▸ **Stated problem**: Copy verbatim everything from the first line of the entries down to and including the line that contains "776, 793, 864)".

** begin Records for the exercise **

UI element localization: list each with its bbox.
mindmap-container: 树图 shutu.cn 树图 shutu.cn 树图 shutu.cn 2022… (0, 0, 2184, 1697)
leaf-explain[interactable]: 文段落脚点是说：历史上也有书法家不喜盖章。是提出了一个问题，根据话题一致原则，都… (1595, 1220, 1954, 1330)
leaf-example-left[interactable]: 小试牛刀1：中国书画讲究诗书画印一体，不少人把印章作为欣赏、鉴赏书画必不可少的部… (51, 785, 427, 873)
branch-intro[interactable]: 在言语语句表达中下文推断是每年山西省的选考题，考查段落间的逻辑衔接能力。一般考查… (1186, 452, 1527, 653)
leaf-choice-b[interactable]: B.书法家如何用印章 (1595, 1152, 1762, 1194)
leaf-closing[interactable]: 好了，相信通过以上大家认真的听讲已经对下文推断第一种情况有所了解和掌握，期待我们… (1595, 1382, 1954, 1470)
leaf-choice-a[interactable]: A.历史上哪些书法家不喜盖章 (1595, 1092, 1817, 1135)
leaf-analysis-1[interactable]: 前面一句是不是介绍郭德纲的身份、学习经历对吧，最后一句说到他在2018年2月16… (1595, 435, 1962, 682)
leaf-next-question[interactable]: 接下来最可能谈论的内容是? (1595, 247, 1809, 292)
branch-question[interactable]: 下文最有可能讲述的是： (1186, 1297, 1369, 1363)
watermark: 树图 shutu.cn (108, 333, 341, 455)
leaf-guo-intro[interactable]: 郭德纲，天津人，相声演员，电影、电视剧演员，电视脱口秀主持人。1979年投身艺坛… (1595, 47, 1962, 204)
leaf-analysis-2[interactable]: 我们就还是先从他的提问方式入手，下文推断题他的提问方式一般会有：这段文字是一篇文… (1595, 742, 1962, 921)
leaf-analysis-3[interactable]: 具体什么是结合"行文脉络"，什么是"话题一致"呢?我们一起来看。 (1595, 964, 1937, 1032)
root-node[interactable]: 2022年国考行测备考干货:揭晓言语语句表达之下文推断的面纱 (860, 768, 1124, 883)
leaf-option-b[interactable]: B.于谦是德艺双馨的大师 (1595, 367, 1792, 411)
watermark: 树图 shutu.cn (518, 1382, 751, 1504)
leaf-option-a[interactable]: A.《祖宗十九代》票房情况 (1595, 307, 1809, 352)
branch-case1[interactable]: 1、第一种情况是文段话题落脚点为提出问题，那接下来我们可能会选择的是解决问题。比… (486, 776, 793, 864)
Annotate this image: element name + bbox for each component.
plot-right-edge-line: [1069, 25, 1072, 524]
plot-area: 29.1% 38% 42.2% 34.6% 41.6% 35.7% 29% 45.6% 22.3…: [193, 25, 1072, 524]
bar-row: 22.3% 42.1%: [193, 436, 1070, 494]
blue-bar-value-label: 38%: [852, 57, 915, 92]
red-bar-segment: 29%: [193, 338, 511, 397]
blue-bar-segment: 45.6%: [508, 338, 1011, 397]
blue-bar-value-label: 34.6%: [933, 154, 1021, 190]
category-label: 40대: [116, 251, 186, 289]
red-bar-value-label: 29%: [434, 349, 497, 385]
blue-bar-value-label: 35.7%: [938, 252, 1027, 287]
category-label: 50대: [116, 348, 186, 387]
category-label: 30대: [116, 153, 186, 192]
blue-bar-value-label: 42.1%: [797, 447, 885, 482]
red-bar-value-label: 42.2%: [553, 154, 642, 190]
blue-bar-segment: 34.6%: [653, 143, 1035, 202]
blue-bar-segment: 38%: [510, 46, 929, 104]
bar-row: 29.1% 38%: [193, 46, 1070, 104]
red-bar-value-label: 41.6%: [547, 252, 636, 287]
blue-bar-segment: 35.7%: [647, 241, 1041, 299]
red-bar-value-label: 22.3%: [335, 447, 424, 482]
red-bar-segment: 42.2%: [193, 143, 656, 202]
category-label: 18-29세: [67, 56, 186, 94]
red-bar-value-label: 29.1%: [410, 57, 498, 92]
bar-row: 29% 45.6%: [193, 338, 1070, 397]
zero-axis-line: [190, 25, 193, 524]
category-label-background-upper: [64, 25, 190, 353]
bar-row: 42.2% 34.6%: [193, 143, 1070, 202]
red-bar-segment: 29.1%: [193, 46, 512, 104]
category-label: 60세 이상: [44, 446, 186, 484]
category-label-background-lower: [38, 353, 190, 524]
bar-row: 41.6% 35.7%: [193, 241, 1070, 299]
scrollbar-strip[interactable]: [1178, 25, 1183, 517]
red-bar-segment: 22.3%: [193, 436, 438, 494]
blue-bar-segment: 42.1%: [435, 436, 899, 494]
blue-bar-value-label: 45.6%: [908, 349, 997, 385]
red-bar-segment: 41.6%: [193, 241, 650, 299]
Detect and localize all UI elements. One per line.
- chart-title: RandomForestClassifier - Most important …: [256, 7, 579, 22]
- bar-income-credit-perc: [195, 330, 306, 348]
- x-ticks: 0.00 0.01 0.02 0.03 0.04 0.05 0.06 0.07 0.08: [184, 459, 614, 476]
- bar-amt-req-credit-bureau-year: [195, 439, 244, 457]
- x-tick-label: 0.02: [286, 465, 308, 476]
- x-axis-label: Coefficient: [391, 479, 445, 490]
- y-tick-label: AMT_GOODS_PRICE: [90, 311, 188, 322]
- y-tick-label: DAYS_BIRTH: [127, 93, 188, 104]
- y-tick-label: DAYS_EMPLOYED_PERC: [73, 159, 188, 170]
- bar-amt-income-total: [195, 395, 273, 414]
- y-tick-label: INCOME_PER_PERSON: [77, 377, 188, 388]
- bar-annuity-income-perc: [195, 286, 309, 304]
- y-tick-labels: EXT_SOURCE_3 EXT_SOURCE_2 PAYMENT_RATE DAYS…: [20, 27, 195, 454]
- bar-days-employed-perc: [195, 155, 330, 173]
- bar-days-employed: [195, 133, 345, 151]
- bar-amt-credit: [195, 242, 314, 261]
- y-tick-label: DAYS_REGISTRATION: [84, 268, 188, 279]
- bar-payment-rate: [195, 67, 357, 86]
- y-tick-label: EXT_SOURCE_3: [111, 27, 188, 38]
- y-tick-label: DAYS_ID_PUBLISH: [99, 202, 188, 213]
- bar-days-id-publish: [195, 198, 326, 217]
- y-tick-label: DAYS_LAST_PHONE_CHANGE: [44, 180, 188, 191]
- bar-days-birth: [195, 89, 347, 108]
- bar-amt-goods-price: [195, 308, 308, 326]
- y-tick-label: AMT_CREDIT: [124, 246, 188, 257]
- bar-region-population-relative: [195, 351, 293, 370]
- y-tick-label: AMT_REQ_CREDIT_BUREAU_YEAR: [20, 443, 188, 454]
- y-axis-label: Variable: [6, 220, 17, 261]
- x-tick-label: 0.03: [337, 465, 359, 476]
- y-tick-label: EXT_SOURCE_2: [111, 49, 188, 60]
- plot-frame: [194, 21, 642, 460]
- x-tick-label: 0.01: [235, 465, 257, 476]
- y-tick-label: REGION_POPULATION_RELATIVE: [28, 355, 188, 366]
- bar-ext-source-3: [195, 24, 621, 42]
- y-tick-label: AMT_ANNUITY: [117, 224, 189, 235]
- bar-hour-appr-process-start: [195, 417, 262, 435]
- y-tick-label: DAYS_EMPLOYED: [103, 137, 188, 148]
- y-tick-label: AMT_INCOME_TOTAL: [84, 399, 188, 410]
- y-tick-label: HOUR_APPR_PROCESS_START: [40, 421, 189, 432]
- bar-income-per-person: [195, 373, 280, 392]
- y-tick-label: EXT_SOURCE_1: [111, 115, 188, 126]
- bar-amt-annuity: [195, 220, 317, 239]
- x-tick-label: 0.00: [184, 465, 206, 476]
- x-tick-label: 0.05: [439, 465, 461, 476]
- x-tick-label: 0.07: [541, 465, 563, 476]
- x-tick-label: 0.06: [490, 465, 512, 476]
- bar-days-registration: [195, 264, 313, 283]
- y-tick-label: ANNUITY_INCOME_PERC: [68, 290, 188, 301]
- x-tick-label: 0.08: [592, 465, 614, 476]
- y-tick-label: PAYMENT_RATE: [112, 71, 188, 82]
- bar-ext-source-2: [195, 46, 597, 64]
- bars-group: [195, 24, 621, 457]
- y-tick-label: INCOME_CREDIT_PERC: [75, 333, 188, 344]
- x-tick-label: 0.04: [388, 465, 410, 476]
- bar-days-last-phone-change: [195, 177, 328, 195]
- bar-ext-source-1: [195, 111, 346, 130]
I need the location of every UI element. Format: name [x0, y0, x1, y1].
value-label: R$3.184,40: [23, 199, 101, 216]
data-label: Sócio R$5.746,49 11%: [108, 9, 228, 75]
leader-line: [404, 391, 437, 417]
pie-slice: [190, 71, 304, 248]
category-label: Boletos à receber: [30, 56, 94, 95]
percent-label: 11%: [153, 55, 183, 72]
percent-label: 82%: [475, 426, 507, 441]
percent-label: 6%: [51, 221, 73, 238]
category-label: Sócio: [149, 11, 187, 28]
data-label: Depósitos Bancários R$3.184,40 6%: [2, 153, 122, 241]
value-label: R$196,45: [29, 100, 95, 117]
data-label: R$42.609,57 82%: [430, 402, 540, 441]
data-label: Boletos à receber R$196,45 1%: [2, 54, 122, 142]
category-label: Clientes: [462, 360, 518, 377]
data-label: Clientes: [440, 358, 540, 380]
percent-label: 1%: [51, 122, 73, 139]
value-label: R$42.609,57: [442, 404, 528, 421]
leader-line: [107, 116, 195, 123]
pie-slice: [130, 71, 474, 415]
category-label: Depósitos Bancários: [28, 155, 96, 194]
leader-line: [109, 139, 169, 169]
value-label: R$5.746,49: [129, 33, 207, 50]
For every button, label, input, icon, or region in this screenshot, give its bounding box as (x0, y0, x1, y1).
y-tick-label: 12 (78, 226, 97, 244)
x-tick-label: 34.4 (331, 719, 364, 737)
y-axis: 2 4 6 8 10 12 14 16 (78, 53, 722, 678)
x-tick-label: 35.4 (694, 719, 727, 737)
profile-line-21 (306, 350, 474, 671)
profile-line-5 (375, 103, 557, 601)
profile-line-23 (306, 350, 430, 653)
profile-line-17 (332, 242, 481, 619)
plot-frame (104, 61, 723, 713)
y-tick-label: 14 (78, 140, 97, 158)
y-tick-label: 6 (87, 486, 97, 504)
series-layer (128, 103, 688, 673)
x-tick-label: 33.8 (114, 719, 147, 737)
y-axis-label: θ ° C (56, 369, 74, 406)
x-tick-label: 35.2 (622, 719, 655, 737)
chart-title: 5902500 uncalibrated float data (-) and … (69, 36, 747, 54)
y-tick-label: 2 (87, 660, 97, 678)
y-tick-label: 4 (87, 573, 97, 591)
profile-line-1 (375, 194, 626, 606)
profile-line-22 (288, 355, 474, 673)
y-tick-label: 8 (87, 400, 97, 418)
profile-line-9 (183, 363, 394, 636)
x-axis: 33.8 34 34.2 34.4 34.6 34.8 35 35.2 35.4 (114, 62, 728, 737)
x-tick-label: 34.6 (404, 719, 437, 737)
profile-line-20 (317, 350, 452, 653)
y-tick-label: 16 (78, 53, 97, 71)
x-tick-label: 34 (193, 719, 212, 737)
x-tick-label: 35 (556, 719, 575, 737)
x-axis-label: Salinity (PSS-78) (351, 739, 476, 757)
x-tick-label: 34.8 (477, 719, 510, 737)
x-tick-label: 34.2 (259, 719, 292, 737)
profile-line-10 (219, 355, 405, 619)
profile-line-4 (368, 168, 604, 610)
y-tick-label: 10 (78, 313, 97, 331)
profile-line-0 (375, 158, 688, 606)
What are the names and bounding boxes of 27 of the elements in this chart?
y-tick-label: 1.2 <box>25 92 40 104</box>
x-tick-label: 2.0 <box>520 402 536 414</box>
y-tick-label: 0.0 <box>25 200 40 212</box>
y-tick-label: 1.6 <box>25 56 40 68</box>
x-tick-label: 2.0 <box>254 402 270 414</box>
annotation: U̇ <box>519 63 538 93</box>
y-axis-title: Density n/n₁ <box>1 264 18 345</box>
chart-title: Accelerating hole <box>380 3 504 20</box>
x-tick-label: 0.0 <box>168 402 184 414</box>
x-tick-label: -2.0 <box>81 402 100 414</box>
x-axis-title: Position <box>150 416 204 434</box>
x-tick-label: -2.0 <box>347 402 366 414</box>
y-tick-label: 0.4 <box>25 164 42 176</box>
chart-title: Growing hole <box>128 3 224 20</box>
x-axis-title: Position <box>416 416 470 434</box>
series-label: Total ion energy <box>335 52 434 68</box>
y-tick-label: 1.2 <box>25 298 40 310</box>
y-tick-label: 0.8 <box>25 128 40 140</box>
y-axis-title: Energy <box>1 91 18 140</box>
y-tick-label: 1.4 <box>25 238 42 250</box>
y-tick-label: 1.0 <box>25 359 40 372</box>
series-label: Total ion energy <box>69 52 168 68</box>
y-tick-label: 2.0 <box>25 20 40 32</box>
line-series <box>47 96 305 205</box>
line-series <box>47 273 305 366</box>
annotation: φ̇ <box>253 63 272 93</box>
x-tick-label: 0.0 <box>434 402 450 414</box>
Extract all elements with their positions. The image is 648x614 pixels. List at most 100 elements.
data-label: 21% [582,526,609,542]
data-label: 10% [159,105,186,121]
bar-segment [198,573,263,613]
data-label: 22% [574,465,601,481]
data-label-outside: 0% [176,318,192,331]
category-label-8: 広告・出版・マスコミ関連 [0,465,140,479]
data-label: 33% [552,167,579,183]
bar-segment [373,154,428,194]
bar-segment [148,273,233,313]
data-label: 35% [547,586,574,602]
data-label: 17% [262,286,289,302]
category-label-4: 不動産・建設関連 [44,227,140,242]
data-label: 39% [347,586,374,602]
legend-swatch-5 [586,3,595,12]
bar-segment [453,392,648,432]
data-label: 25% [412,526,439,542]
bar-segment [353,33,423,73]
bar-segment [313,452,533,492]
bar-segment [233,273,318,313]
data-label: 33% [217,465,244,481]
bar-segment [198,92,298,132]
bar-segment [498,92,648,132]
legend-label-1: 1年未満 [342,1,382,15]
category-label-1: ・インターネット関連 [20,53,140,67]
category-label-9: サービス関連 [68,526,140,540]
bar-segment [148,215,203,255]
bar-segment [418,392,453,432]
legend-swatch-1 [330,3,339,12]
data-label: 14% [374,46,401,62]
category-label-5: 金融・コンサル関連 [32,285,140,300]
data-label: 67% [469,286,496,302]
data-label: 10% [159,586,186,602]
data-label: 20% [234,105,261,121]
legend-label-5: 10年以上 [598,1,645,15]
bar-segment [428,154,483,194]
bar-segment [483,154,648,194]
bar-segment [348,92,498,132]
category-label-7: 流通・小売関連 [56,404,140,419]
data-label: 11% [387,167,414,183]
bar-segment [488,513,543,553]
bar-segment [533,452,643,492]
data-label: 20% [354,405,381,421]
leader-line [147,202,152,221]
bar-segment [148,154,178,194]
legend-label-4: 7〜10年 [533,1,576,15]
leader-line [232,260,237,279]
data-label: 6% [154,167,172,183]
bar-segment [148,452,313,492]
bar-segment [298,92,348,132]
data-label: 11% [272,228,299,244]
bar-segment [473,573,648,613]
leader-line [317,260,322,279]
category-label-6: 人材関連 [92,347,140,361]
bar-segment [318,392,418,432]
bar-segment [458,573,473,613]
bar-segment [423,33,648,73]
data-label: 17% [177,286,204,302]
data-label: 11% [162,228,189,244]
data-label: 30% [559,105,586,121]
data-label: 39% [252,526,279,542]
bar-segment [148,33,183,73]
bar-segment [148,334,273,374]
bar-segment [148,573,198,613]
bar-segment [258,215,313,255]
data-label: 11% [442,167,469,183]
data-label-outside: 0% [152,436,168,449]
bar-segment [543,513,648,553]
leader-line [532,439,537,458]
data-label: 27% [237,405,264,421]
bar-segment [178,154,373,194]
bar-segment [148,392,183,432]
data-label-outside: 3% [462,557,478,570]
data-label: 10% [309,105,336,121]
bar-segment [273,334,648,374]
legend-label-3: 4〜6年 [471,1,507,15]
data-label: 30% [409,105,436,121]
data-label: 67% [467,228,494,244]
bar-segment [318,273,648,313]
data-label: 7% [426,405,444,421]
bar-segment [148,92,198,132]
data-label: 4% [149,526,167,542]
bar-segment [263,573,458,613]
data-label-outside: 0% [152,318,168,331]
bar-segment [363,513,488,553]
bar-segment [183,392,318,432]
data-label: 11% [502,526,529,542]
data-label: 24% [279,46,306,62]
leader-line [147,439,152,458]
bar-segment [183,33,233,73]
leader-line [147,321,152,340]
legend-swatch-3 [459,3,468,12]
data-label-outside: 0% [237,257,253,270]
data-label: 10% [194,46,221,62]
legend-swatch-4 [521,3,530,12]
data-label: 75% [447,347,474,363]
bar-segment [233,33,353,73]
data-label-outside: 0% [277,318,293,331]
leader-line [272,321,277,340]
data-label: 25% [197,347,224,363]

** end Records for the exercise **

▸ **Worked solution**:
UI element localization: list each with its bbox.
mindmap-container: 树图 shutu.cn 树图 shutu.cn 树图 shutu.cn 2022… (0, 0, 2184, 1697)
leaf-explain[interactable]: 文段落脚点是说：历史上也有书法家不喜盖章。是提出了一个问题，根据话题一致原则，都… (1595, 1220, 1954, 1330)
leaf-example-left[interactable]: 小试牛刀1：中国书画讲究诗书画印一体，不少人把印章作为欣赏、鉴赏书画必不可少的部… (51, 785, 427, 873)
branch-intro[interactable]: 在言语语句表达中下文推断是每年山西省的选考题，考查段落间的逻辑衔接能力。一般考查… (1186, 452, 1527, 653)
leaf-choice-b[interactable]: B.书法家如何用印章 (1595, 1152, 1762, 1194)
leaf-closing[interactable]: 好了，相信通过以上大家认真的听讲已经对下文推断第一种情况有所了解和掌握，期待我们… (1595, 1382, 1954, 1470)
leaf-choice-a[interactable]: A.历史上哪些书法家不喜盖章 (1595, 1092, 1817, 1135)
leaf-analysis-1[interactable]: 前面一句是不是介绍郭德纲的身份、学习经历对吧，最后一句说到他在2018年2月16… (1595, 435, 1962, 682)
leaf-next-question[interactable]: 接下来最可能谈论的内容是? (1595, 247, 1809, 292)
branch-question[interactable]: 下文最有可能讲述的是： (1186, 1297, 1369, 1363)
watermark: 树图 shutu.cn (108, 333, 341, 455)
leaf-guo-intro[interactable]: 郭德纲，天津人，相声演员，电影、电视剧演员，电视脱口秀主持人。1979年投身艺坛… (1595, 47, 1962, 204)
leaf-analysis-2[interactable]: 我们就还是先从他的提问方式入手，下文推断题他的提问方式一般会有：这段文字是一篇文… (1595, 742, 1962, 921)
leaf-analysis-3[interactable]: 具体什么是结合"行文脉络"，什么是"话题一致"呢?我们一起来看。 (1595, 964, 1937, 1032)
root-node[interactable]: 2022年国考行测备考干货:揭晓言语语句表达之下文推断的面纱 (860, 768, 1124, 883)
leaf-option-b[interactable]: B.于谦是德艺双馨的大师 (1595, 367, 1792, 411)
watermark: 树图 shutu.cn (518, 1382, 751, 1504)
leaf-option-a[interactable]: A.《祖宗十九代》票房情况 (1595, 307, 1809, 352)
branch-case1[interactable]: 1、第一种情况是文段话题落脚点为提出问题，那接下来我们可能会选择的是解决问题。比… (486, 776, 793, 864)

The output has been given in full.